## Problem to work on:
Print the part of the data that opens with the line containing "vowel-paragraph: Pero no" and closes with the line containing "intro-paragraph: El alfabeto", including both of those lines and copying every line without any change.

## Given data:
########
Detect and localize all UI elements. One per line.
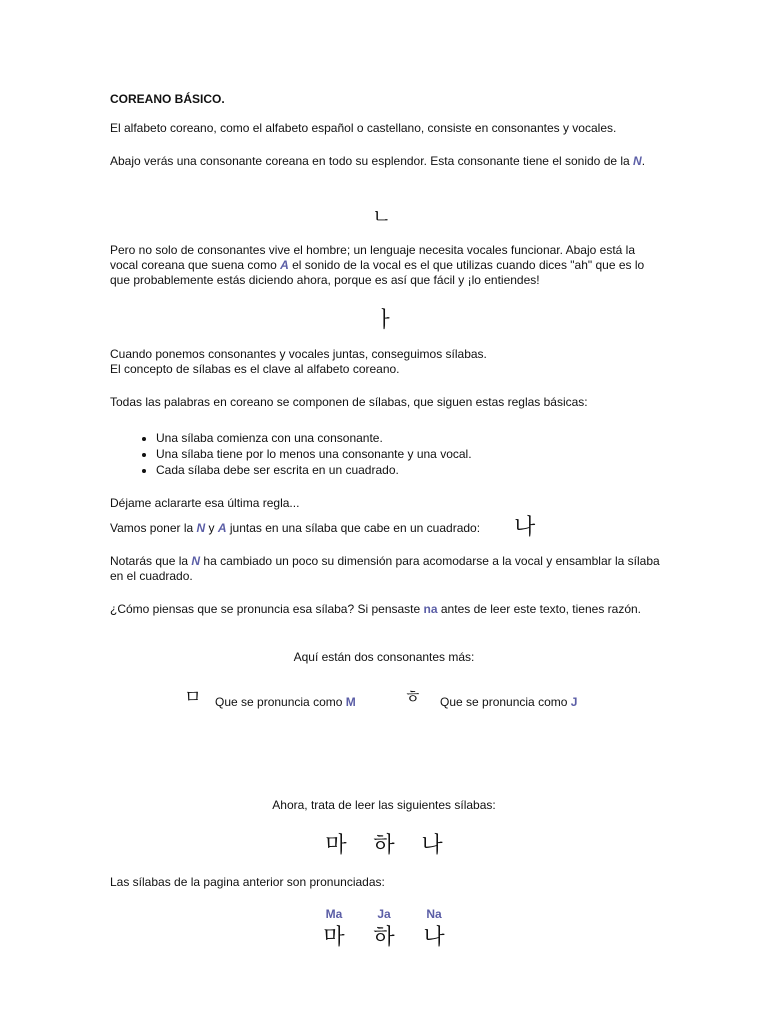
vowel-paragraph: Pero no solo de consonantes vive el hombre; un lenguaje necesita vocales funcionar. Abajo está la vocal coreana que suena como A el sonido de la vocal es el que utilizas cuando dices "ah" que es lo que probablemente estás diciendo ahora, porque es así que fácil y ¡lo entiendes!	[110, 243, 645, 287]
syllable-ma: 마	[325, 833, 347, 858]
pronounced-paragraph: Las sílabas de la pagina anterior son pronunciadas:	[110, 875, 385, 889]
korean-syllable-na: 나	[514, 515, 536, 540]
syllable-ma: 마	[323, 925, 345, 950]
read-syllables-heading: Ahora, trata de leer las siguientes sílabas:	[272, 798, 496, 812]
last-rule-paragraph: Déjame aclararte esa última regla...	[110, 496, 300, 510]
syllable-ha: 하	[373, 833, 395, 858]
label-ja: Ja	[377, 907, 391, 921]
korean-glyph-a: ㅏ	[374, 308, 396, 333]
consonant-m-caption: Que se pronuncia como M	[215, 695, 356, 709]
syllables-paragraph: Cuando ponemos consonantes y vocales juntas, conseguimos sílabas. El concepto de sílabas es el clave al alfabeto coreano.	[110, 347, 487, 376]
pronunciation-labels	[0, 907, 768, 921]
syllable-na: 나	[421, 833, 443, 858]
letter-a: A	[280, 258, 289, 272]
list-item: • Una sílaba comienza con una consonante.	[156, 430, 472, 446]
letter-n: N	[633, 154, 642, 168]
list-item: • Cada sílaba debe ser escrita en un cuadrado.	[156, 462, 472, 478]
combine-paragraph: Vamos poner la N y A juntas en una sílaba que cabe en un cuadrado:	[110, 521, 481, 535]
label-ma: Ma	[325, 907, 343, 921]
korean-glyph-m: ㅁ	[184, 687, 202, 708]
syllable-na: 나	[423, 925, 445, 950]
syllables-row-pronounced	[0, 920, 768, 951]
list-item: • Una sílaba tiene por lo menos una consonante y una vocal.	[156, 446, 472, 462]
rules-list	[110, 430, 472, 478]
korean-glyph-n: ㄴ	[372, 204, 392, 228]
more-consonants-heading: Aquí están dos consonantes más:	[293, 650, 475, 664]
korean-glyph-j: ㅎ	[404, 687, 422, 708]
intro-paragraph: El alfabeto coreano, como el alfabeto español o castellano, consiste en consonantes y vocales.	[110, 121, 617, 135]
consonant-paragraph: Abajo verás una consonante coreana en todo su esplendor. Esta consonante tiene el sonido de la N.	[110, 154, 646, 168]
syllable-ha: 하	[373, 925, 395, 950]
dimension-paragraph: Notarás que la N ha cambiado un poco su dimensión para acomodarse a la vocal y ensamblar la sílaba en el cuadrado.	[110, 554, 660, 583]
consonant-j-caption: Que se pronuncia como J	[440, 695, 578, 709]
label-na: Na	[426, 907, 442, 921]
syllables-row	[0, 828, 768, 859]
rules-intro: Todas las palabras en coreano se componen de sílabas, que siguen estas reglas básicas:	[110, 395, 588, 409]
pronounce-paragraph: ¿Cómo piensas que se pronuncia esa sílaba? Si pensaste na antes de leer este texto, tienes razón.	[110, 602, 642, 616]
page-title: COREANO BÁSICO.	[110, 92, 225, 106]
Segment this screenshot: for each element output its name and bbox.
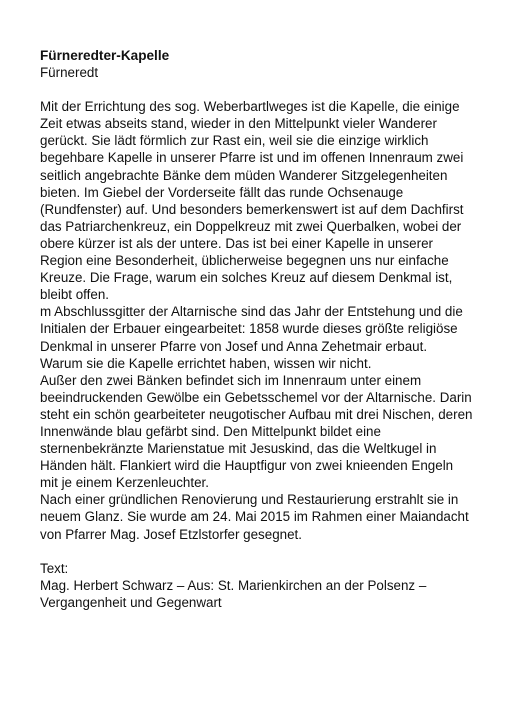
body-line: neuem Glanz. Sie wurde am 24. Mai 2015 im Rahmen einer Maiandacht [40,509,469,525]
body-line: sternenbekränzte Marienstatue mit Jesuskind, das die Weltkugel in [40,441,437,457]
body-line: (Rundfenster) auf. Und besonders bemerkenswert ist auf dem Dachfirst [40,201,464,217]
body-line: bieten. Im Giebel der Vorderseite fällt das runde Ochsenauge [40,184,404,200]
body-line: Außer den zwei Bänken befindet sich im Innenraum unter einem [40,372,422,388]
body-line: Nach einer gründlichen Renovierung und Restaurierung erstrahlt sie in [40,492,459,508]
credits-line: Vergangenheit und Gegenwart [40,594,222,610]
body-line: Zeit etwas abseits stand, wieder in den Mittelpunkt vieler Wanderer [40,116,437,132]
credits-line: Mag. Herbert Schwarz – Aus: St. Marienkirchen an der Polsenz – [40,577,427,593]
credits-section [40,560,492,611]
body-line: steht ein schön gearbeiteter neugotischer Aufbau mit drei Nischen, deren [40,406,473,422]
body-line: Region eine Besonderheit, üblicherweise begegnen uns nur einfache [40,253,449,269]
document-body [40,98,492,542]
body-line: Kreuze. Die Frage, warum ein solches Kreuz auf diesem Denkmal ist, [40,270,453,286]
body-line: bleibt offen. [40,287,109,303]
credits-label: Text: [40,560,69,576]
document-page [40,47,492,611]
body-line: gerückt. Sie lädt förmlich zur Rast ein, weil sie die einzige wirklich [40,133,429,149]
body-line: m Abschlussgitter der Altarnische sind das Jahr der Entstehung und die [40,304,463,320]
body-line: Innenwände blau gefärbt sind. Den Mittelpunkt bildet eine [40,423,381,439]
document-title: Fürneredter-Kapelle [40,48,170,63]
body-line: seitlich angebrachte Bänke dem müden Wanderer Sitzgelegenheiten [40,167,448,183]
body-line: Händen hält. Flankiert wird die Hauptfigur von zwei knieenden Engeln [40,458,454,474]
body-line: obere kürzer ist als der untere. Das ist bei einer Kapelle in unserer [40,235,433,251]
body-line: das Patriarchenkreuz, ein Doppelkreuz mit zwei Querbalken, wobei der [40,218,462,234]
body-line: begehbare Kapelle in unserer Pfarre ist und im offenen Innenraum zwei [40,150,464,166]
body-line: Mit der Errichtung des sog. Weberbartlweges ist die Kapelle, die einige [40,99,460,115]
body-line: mit je einem Kerzenleuchter. [40,475,209,491]
document-subtitle: Fürneredt [40,65,99,81]
body-line: von Pfarrer Mag. Josef Etzlstorfer gesegnet. [40,526,302,542]
body-line: Initialen der Erbauer eingearbeitet: 1858 wurde dieses größte religiöse [40,321,458,337]
body-line: Warum sie die Kapelle errichtet haben, wissen wir nicht. [40,355,372,371]
body-line: Denkmal in unserer Pfarre von Josef und Anna Zehetmair erbaut. [40,338,428,354]
body-line: beeindruckenden Gewölbe ein Gebetsschemel vor der Altarnische. Darin [40,389,472,405]
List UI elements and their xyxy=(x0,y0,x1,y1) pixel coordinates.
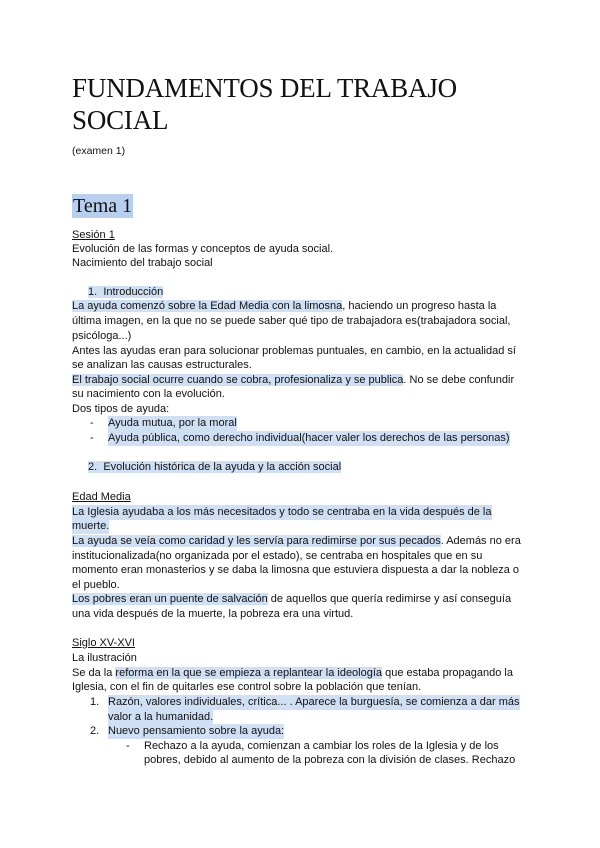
section-1-title: Introducción xyxy=(103,286,164,298)
subtitle: (examen 1) xyxy=(72,145,126,157)
siglo-item-1-line-2: valor a la humanidad. xyxy=(108,711,214,723)
intro-line-4: Antes las ayudas eran para solucionar problemas puntuales, en cambio, en la actualidad sí xyxy=(72,345,516,357)
edad-media-highlight: La ayuda se veía como caridad y les servía para redimirse por sus pecados xyxy=(72,535,441,547)
edad-media-line-8: una vida después de la muerte, la pobreza era una virtud. xyxy=(72,608,354,620)
session-line-1: Evolución de las formas y conceptos de ayuda social. xyxy=(72,243,334,255)
siglo-item-1-number: 1. xyxy=(90,696,100,708)
edad-media-line-6: el pueblo. xyxy=(72,579,120,591)
section-1-number: 1. xyxy=(88,286,98,298)
section-2-heading xyxy=(88,460,341,475)
session-line-2: Nacimiento del trabajo social xyxy=(72,257,213,269)
intro-line-3: psicóloga...) xyxy=(72,330,132,342)
siglo-highlight: reforma en la que se empieza a replantear la ideología xyxy=(115,667,383,679)
section-1-heading xyxy=(88,285,163,300)
siglo-sub-line-2: pobres, debido al aumento de la pobreza con la división de clases. Rechazo xyxy=(144,754,516,766)
intro-line-8: Dos tipos de ayuda: xyxy=(72,403,170,415)
intro-line-7: su nacimiento con la evolución. xyxy=(72,388,225,400)
edad-media-label: Edad Media xyxy=(72,491,131,503)
edad-media-line-1: La Iglesia ayudaba a los más necesitados y todo se centraba en la vida después de la xyxy=(72,506,492,518)
section-2-title: Evolución histórica de la ayuda y la acción social xyxy=(103,461,342,473)
intro-highlight-1: La ayuda comenzó sobre la Edad Media con la limosna xyxy=(72,300,343,312)
session-label: Sesión 1 xyxy=(72,229,115,241)
edad-media-line-3 xyxy=(72,534,521,549)
intro-line-1 xyxy=(72,299,496,314)
edad-media-line-7 xyxy=(72,592,511,607)
intro-line-2: última imagen, en la que no se puede saber qué tipo de trabajadora es(trabajadora social, xyxy=(72,315,511,327)
siglo-line-2: Iglesia, con el fin de quitarles ese control sobre la población que tenían. xyxy=(72,681,422,693)
edad-media-highlight-2: Los pobres eran un puente de salvación xyxy=(72,593,268,605)
section-2-number: 2. xyxy=(88,461,98,473)
edad-media-line-3-rest: . Además no era xyxy=(440,535,521,547)
bullet-1: Ayuda mutua, por la moral xyxy=(108,417,237,429)
edad-media-line-2: muerte. xyxy=(72,520,110,532)
bullet-marker-2: - xyxy=(90,432,94,444)
intro-line-1-rest: , haciendo un progreso hasta la xyxy=(342,300,497,312)
heading-tema: Tema 1 xyxy=(73,195,133,217)
siglo-line-1-a: Se da la xyxy=(72,667,116,679)
siglo-item-2-number: 2. xyxy=(90,725,100,737)
edad-media-line-5: momento eran monasterios y se daba la limosna que estuviera dispuesta a dar la nobleza o xyxy=(72,564,519,576)
bullet-marker-1: - xyxy=(90,417,94,429)
intro-line-5: se analizan las causas estructurales. xyxy=(72,359,252,371)
siglo-line-1 xyxy=(72,666,513,681)
siglo-item-2-line-1: Nuevo pensamiento sobre la ayuda: xyxy=(108,725,285,737)
bullet-2: Ayuda pública, como derecho individual(hacer valer los derechos de las personas) xyxy=(108,432,510,444)
intro-line-6-rest: . No se debe confundir xyxy=(403,374,515,386)
siglo-sub: La ilustración xyxy=(72,652,137,664)
intro-highlight-2: El trabajo social ocurre cuando se cobra, profesionaliza y se publica xyxy=(72,374,404,386)
siglo-item-1-line-1: Razón, valores individuales, crítica... . Aparece la burguesía, se comienza a dar más xyxy=(108,696,520,708)
siglo-label: Siglo XV-XVI xyxy=(72,637,135,649)
edad-media-line-4: institucionalizada(no organizada por el estado), se centraba en hospitales que en su xyxy=(72,550,483,562)
siglo-line-1-b: que estaba propagando la xyxy=(382,667,513,679)
title-line-2: SOCIAL xyxy=(72,105,169,135)
document-title xyxy=(72,72,532,136)
sub-bullet-marker: - xyxy=(126,740,130,752)
title-line-1: FUNDAMENTOS DEL TRABAJO xyxy=(72,73,457,103)
siglo-sub-line-1: Rechazo a la ayuda, comienzan a cambiar los roles de la Iglesia y de los xyxy=(144,740,499,752)
intro-line-6 xyxy=(72,373,514,388)
edad-media-line-7-rest: de aquellos que quería redimirse y así conseguía xyxy=(267,593,512,605)
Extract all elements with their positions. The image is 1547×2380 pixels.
########
## Expected answer:
vowel-paragraph: Pero no solo de consonantes vive el hombre; un lenguaje necesita vocales funcionar. Abajo está la vocal coreana que suena como A el sonido de la vocal es el que utilizas cuando dices "ah" que es lo que probablemente estás diciendo ahora, porque es así que fácil y ¡lo entiendes!	[110, 243, 645, 287]
syllable-ma: 마	[325, 833, 347, 858]
pronounced-paragraph: Las sílabas de la pagina anterior son pronunciadas:	[110, 875, 385, 889]
korean-syllable-na: 나	[514, 515, 536, 540]
syllable-ma: 마	[323, 925, 345, 950]
read-syllables-heading: Ahora, trata de leer las siguientes sílabas:	[272, 798, 496, 812]
last-rule-paragraph: Déjame aclararte esa última regla...	[110, 496, 300, 510]
syllable-ha: 하	[373, 833, 395, 858]
label-ja: Ja	[377, 907, 391, 921]
korean-glyph-a: ㅏ	[374, 308, 396, 333]
consonant-m-caption: Que se pronuncia como M	[215, 695, 356, 709]
syllables-paragraph: Cuando ponemos consonantes y vocales juntas, conseguimos sílabas. El concepto de sílabas es el clave al alfabeto coreano.	[110, 347, 487, 376]
pronunciation-labels	[0, 907, 768, 921]
syllable-na: 나	[421, 833, 443, 858]
letter-a: A	[280, 258, 289, 272]
list-item: • Una sílaba comienza con una consonante.	[156, 430, 472, 446]
letter-n: N	[633, 154, 642, 168]
list-item: • Cada sílaba debe ser escrita en un cuadrado.	[156, 462, 472, 478]
combine-paragraph: Vamos poner la N y A juntas en una sílaba que cabe en un cuadrado:	[110, 521, 481, 535]
label-ma: Ma	[325, 907, 343, 921]
korean-glyph-m: ㅁ	[184, 687, 202, 708]
syllable-na: 나	[423, 925, 445, 950]
syllables-row-pronounced	[0, 920, 768, 951]
list-item: • Una sílaba tiene por lo menos una consonante y una vocal.	[156, 446, 472, 462]
rules-list	[110, 430, 472, 478]
korean-glyph-n: ㄴ	[372, 204, 392, 228]
more-consonants-heading: Aquí están dos consonantes más:	[293, 650, 475, 664]
korean-glyph-j: ㅎ	[404, 687, 422, 708]
intro-paragraph: El alfabeto coreano, como el alfabeto español o castellano, consiste en consonantes y vocales.	[110, 121, 617, 135]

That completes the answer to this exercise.